Written task => Find each line with the word "this" in it, then give the total alone.
#### Extracted entries
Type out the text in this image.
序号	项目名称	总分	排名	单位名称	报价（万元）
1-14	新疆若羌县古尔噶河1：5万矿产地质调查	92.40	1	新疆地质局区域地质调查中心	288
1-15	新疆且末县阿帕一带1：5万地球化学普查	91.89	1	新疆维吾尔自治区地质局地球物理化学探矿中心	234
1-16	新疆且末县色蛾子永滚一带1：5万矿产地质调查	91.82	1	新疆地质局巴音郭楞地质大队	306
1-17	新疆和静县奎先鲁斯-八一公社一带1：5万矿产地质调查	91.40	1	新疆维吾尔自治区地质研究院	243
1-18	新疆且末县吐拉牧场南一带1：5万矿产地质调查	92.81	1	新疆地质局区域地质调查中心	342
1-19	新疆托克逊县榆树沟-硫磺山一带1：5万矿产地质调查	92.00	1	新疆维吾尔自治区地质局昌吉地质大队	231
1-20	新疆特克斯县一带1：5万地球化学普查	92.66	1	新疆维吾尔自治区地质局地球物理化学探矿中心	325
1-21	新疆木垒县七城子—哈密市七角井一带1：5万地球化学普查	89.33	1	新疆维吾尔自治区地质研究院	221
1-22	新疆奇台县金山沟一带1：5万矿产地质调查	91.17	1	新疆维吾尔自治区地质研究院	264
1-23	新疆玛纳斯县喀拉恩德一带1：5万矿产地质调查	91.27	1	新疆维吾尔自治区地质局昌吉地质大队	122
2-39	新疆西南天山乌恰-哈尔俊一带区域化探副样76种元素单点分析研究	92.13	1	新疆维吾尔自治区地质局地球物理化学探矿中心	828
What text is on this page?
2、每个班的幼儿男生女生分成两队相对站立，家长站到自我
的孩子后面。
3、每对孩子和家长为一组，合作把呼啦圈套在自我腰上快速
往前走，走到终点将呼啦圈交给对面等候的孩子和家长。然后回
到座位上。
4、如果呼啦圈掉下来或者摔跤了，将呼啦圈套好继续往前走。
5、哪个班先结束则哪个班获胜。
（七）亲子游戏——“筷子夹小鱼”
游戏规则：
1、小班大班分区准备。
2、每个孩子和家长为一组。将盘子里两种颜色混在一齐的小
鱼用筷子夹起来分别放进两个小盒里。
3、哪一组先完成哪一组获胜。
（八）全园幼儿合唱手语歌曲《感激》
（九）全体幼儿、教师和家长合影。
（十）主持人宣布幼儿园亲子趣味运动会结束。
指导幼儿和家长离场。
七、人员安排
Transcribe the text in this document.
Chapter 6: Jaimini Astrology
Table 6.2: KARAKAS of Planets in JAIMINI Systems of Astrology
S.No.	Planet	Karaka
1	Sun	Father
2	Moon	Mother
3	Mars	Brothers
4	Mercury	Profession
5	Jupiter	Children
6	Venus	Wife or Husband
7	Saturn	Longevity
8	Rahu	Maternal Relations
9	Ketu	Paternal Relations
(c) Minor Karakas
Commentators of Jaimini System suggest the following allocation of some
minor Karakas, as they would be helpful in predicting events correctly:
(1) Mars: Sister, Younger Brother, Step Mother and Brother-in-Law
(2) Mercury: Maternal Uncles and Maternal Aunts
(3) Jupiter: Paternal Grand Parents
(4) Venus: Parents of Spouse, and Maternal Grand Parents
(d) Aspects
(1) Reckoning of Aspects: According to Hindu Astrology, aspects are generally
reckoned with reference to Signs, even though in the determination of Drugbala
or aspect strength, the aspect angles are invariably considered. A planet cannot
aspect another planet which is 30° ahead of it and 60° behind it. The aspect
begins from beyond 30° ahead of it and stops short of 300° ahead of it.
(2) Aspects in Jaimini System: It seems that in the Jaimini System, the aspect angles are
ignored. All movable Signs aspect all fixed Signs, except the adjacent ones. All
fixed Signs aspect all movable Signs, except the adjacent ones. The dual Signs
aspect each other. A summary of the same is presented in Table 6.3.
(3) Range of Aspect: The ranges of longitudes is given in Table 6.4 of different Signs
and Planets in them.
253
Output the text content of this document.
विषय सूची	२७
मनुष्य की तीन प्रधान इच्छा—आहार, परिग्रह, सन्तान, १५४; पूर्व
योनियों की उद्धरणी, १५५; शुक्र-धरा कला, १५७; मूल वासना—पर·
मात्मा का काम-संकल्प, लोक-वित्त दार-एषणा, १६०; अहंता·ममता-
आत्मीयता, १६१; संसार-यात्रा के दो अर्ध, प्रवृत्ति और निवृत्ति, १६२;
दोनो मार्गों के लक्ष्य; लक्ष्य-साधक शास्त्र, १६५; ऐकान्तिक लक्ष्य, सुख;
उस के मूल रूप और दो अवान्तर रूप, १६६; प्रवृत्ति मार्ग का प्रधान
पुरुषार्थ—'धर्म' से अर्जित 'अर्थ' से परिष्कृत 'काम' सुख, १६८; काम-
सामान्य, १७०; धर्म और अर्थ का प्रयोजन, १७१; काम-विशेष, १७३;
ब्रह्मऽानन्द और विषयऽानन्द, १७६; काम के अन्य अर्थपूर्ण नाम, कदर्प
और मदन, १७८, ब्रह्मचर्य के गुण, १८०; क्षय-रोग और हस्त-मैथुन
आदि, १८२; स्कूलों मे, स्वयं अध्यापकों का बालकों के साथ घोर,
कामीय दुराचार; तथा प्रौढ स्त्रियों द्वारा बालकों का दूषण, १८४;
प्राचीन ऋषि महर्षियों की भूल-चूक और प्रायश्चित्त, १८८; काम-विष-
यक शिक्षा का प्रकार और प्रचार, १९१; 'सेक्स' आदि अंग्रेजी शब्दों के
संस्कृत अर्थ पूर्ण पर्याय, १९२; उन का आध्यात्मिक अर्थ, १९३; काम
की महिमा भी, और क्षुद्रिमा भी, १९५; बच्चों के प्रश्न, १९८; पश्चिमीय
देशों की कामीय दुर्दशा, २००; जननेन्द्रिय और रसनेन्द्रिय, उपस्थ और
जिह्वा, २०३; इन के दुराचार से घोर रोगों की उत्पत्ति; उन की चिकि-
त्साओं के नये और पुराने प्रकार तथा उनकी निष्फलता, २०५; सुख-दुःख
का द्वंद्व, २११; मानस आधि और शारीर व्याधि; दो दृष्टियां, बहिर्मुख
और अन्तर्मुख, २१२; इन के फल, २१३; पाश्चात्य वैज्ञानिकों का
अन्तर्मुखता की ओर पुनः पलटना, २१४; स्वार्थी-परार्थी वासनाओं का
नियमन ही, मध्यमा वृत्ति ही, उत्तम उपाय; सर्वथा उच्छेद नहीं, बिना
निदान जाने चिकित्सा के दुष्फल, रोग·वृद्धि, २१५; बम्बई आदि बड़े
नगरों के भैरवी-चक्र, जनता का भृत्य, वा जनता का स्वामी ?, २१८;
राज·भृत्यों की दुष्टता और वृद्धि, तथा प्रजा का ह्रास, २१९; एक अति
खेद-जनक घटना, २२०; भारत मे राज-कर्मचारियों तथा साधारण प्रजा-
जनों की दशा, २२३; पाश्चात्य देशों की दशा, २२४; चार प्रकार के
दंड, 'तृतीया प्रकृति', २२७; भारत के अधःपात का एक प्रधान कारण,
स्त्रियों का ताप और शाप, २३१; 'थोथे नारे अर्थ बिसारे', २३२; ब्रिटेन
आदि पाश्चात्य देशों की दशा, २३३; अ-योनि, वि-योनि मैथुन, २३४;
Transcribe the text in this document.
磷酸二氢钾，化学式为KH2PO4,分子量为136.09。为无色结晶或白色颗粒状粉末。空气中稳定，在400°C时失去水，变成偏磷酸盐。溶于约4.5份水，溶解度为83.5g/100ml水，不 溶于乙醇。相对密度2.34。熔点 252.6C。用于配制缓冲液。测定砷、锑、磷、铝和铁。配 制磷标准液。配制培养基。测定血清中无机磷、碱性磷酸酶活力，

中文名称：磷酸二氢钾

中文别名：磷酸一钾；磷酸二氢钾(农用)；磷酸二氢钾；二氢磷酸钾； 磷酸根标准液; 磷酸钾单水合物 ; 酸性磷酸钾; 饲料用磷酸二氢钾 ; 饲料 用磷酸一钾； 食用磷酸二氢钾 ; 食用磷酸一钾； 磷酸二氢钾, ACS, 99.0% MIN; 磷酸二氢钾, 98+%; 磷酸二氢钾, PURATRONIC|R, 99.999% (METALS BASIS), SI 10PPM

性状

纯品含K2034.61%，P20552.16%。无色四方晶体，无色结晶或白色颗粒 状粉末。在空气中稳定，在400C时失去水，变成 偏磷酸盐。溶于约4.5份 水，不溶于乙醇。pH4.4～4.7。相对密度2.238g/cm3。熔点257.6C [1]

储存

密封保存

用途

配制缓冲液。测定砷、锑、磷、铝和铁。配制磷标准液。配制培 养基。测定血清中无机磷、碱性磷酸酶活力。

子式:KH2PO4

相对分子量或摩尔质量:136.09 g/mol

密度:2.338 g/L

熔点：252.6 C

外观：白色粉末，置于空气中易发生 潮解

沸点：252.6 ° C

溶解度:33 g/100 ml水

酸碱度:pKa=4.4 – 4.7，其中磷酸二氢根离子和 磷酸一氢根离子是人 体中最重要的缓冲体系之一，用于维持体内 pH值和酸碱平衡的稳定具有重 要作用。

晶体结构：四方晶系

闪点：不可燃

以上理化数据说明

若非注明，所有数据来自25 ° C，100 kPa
########
Answer for the task => 5